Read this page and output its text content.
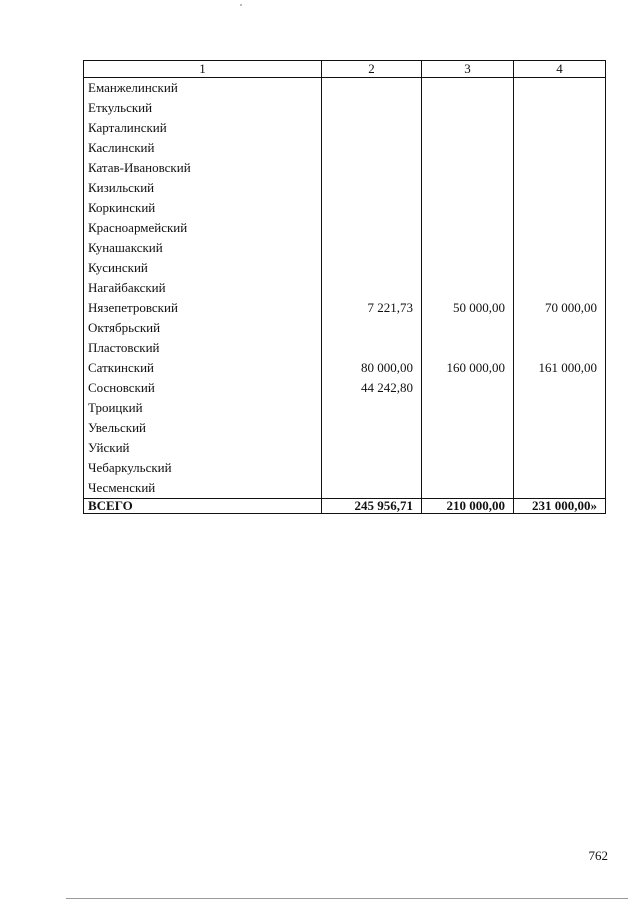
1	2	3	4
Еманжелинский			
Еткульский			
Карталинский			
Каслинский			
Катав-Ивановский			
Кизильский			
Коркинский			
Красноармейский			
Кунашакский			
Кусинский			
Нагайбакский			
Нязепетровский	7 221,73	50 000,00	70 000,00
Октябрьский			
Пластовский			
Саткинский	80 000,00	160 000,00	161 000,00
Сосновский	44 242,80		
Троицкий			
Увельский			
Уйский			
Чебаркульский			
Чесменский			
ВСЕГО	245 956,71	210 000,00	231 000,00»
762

:::

● STATED TASK
Write out the listing above again, exactly, but with no pictures in the copy.

● RESPONSE TO THIS TASK
Read this page and output its text content.
1	2	3	4
Еманжелинский			
Еткульский			
Карталинский			
Каслинский			
Катав-Ивановский			
Кизильский			
Коркинский			
Красноармейский			
Кунашакский			
Кусинский			
Нагайбакский			
Нязепетровский	7 221,73	50 000,00	70 000,00
Октябрьский			
Пластовский			
Саткинский	80 000,00	160 000,00	161 000,00
Сосновский	44 242,80		
Троицкий			
Увельский			
Уйский			
Чебаркульский			
Чесменский			
ВСЕГО	245 956,71	210 000,00	231 000,00»
762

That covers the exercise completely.